* Begin Exercise inputs *

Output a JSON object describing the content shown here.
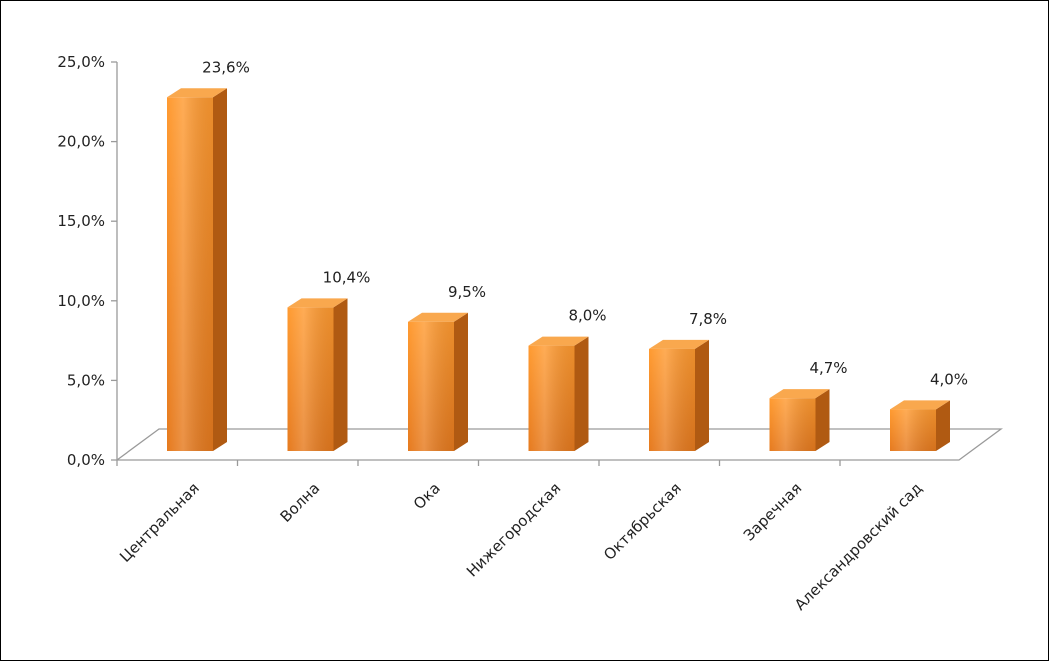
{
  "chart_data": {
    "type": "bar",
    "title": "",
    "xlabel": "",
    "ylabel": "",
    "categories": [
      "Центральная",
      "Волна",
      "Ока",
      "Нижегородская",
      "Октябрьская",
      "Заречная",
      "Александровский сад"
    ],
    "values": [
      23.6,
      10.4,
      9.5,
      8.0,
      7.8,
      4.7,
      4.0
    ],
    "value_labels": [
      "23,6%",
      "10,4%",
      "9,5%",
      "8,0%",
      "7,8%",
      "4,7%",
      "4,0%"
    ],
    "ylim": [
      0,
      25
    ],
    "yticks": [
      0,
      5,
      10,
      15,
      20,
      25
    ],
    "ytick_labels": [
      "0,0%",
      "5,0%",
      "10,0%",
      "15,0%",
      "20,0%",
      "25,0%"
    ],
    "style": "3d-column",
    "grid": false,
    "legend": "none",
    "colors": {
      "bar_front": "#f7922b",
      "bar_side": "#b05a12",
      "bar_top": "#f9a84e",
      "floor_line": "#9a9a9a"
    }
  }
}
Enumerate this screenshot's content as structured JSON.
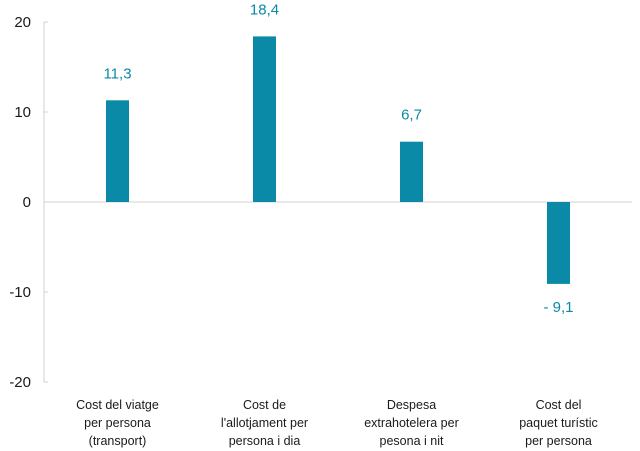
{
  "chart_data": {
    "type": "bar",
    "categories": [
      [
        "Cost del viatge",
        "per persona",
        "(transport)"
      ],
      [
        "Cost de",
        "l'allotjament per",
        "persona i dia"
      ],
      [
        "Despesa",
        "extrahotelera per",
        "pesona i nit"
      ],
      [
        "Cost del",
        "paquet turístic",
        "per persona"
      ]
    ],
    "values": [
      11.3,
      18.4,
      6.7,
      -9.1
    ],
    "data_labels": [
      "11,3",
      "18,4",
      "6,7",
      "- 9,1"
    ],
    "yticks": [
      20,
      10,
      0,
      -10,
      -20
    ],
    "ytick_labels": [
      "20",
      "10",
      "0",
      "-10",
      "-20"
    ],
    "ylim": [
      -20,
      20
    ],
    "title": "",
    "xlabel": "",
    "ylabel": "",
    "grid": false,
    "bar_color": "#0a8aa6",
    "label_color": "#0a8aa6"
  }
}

* End Exercise inputs *
* Begin Exercise inputs *

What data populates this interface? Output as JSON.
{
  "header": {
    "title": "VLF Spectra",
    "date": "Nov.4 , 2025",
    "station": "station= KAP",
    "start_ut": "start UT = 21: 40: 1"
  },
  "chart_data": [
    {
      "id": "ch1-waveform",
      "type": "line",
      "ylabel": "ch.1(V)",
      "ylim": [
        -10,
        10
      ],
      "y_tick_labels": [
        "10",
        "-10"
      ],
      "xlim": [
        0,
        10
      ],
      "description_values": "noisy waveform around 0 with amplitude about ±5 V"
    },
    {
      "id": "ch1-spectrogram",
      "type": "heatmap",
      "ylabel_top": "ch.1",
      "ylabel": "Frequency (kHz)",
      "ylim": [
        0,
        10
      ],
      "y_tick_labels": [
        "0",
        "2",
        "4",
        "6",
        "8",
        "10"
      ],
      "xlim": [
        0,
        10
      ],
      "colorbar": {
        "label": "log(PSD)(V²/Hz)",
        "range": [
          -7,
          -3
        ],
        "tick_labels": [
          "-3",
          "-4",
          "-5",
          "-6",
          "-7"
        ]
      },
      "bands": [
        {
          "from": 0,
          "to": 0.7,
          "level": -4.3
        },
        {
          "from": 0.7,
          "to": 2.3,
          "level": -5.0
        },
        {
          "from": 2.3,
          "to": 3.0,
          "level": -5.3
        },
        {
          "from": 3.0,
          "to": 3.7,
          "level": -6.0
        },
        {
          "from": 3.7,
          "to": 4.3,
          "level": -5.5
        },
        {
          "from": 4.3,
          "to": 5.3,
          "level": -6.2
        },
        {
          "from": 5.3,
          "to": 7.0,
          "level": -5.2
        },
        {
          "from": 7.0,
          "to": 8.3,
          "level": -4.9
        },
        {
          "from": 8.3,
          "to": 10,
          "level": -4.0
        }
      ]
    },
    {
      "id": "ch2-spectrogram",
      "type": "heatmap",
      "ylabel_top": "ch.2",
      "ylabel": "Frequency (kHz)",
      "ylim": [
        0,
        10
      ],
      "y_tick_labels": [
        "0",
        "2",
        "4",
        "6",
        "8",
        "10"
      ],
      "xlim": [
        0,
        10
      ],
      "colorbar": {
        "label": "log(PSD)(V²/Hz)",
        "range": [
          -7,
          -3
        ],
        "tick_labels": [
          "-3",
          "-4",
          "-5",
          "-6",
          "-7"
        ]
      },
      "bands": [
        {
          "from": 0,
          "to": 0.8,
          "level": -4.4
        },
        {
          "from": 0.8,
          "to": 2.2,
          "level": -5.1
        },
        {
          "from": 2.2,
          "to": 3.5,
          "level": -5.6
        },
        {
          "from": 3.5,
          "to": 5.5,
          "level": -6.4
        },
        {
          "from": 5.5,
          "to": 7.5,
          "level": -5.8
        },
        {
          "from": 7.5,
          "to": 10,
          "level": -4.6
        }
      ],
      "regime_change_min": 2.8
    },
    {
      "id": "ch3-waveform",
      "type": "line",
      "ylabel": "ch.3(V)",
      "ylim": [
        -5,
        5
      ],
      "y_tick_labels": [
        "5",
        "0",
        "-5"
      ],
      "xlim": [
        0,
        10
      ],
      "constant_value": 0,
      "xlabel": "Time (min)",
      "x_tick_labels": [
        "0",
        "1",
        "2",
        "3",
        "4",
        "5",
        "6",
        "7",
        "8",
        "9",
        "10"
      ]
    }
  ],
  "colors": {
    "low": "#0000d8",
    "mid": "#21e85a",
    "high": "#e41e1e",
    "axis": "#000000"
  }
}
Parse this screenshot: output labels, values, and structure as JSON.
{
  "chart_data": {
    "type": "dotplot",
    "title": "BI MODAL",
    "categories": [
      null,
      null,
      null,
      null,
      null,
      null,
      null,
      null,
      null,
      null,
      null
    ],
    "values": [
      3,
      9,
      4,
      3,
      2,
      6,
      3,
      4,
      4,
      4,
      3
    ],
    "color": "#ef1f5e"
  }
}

* End Exercise inputs *
* Begin Exercise inputs *

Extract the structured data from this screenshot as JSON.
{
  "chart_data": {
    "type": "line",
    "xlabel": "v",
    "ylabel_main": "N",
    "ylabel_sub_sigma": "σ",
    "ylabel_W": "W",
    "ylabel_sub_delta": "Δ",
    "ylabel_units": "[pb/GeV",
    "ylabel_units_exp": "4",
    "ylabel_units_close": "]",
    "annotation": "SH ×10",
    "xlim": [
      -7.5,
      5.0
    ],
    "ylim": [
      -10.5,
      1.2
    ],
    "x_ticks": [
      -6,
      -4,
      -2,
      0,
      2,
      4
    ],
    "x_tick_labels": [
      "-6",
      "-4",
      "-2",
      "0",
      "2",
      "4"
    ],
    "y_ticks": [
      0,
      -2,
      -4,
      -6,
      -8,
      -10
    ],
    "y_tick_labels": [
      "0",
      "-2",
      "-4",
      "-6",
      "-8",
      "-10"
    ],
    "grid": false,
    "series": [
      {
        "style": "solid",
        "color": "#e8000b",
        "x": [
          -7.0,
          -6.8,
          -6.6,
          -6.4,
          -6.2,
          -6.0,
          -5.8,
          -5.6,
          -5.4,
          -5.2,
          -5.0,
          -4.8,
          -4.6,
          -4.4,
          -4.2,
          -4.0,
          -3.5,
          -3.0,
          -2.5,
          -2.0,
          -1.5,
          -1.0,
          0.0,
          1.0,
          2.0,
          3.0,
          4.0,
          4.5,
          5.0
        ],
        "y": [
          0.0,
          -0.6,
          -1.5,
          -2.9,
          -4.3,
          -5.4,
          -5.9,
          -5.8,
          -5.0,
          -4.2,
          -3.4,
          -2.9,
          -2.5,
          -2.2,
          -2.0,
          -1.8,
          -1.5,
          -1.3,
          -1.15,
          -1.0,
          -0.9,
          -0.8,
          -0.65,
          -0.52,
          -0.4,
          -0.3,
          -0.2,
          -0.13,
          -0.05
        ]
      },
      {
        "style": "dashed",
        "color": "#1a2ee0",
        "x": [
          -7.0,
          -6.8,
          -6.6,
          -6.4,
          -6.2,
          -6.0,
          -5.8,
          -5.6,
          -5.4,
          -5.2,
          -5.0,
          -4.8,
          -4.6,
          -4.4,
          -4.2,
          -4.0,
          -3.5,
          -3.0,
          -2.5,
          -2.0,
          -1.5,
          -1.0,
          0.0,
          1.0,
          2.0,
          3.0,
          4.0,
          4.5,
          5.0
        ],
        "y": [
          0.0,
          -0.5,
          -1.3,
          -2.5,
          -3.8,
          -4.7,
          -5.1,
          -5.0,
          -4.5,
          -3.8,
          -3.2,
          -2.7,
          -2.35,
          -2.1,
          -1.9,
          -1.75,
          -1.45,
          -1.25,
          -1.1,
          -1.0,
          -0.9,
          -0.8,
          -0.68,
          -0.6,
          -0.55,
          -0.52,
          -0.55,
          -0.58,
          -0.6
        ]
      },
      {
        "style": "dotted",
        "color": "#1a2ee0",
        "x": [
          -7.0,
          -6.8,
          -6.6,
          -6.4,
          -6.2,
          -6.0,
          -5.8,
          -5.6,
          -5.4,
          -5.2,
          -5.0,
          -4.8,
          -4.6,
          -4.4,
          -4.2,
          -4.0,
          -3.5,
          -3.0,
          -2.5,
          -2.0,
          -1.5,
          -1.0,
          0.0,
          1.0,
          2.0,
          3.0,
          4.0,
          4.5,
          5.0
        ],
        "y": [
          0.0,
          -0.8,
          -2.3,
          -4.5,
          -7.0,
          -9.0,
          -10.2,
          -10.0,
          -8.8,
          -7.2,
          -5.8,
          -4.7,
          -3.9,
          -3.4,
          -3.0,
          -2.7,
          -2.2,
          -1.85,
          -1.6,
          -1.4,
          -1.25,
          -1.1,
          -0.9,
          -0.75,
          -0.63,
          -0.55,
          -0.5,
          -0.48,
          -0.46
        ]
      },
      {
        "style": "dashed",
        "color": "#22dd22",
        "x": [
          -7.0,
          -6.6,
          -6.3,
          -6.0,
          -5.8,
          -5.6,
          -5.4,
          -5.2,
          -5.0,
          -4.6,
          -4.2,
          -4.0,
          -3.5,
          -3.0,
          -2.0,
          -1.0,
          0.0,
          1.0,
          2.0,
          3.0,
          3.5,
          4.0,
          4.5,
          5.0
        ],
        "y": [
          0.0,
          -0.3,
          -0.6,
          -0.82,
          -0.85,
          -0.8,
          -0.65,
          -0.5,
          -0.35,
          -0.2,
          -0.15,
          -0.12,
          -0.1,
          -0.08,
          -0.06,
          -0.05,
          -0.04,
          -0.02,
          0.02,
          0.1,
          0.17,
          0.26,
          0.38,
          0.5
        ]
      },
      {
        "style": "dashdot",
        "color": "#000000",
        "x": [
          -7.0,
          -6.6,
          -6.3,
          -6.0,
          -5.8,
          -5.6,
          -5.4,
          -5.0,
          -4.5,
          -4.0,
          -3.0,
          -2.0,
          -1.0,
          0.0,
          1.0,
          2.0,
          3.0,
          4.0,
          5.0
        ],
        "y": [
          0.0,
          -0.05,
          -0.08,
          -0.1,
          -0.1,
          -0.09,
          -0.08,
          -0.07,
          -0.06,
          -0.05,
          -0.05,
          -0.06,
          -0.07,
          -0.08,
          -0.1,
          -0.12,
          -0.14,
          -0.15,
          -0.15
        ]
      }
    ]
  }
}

* End Exercise inputs *

Goal of the exercise: Look through the records and gather each line with the word "spectrogram".

Output of the exercise:
      "id": "ch1-spectrogram",
      "id": "ch2-spectrogram",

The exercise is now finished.